• Set exercise:
Reproduce each record below exactly as written.

Begin

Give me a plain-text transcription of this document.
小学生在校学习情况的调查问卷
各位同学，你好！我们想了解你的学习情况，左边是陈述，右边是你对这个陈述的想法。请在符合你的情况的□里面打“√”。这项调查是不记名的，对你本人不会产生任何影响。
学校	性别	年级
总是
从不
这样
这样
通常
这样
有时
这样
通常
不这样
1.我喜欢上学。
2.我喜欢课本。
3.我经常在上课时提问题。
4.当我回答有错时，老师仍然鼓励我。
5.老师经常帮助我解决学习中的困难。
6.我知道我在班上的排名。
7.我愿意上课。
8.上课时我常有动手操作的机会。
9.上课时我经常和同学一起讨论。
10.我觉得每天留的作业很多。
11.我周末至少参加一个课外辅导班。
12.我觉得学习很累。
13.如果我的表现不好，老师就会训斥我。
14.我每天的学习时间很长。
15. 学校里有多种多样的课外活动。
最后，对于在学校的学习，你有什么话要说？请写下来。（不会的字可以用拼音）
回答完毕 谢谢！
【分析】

End

• Exercise output:
Give me a plain-text transcription of this document.
小学生在校学习情况的调查问卷
各位同学，你好！我们想了解你的学习情况，左边是陈述，右边是你对这个陈述的想法。请在符合你的情况的□里面打“√”。这项调查是不记名的，对你本人不会产生任何影响。
学校	性别	年级
总是
从不
这样
这样
通常
这样
有时
这样
通常
不这样
1.我喜欢上学。
2.我喜欢课本。
3.我经常在上课时提问题。
4.当我回答有错时，老师仍然鼓励我。
5.老师经常帮助我解决学习中的困难。
6.我知道我在班上的排名。
7.我愿意上课。
8.上课时我常有动手操作的机会。
9.上课时我经常和同学一起讨论。
10.我觉得每天留的作业很多。
11.我周末至少参加一个课外辅导班。
12.我觉得学习很累。
13.如果我的表现不好，老师就会训斥我。
14.我每天的学习时间很长。
15. 学校里有多种多样的课外活动。
最后，对于在学校的学习，你有什么话要说？请写下来。（不会的字可以用拼音）
回答完毕 谢谢！
【分析】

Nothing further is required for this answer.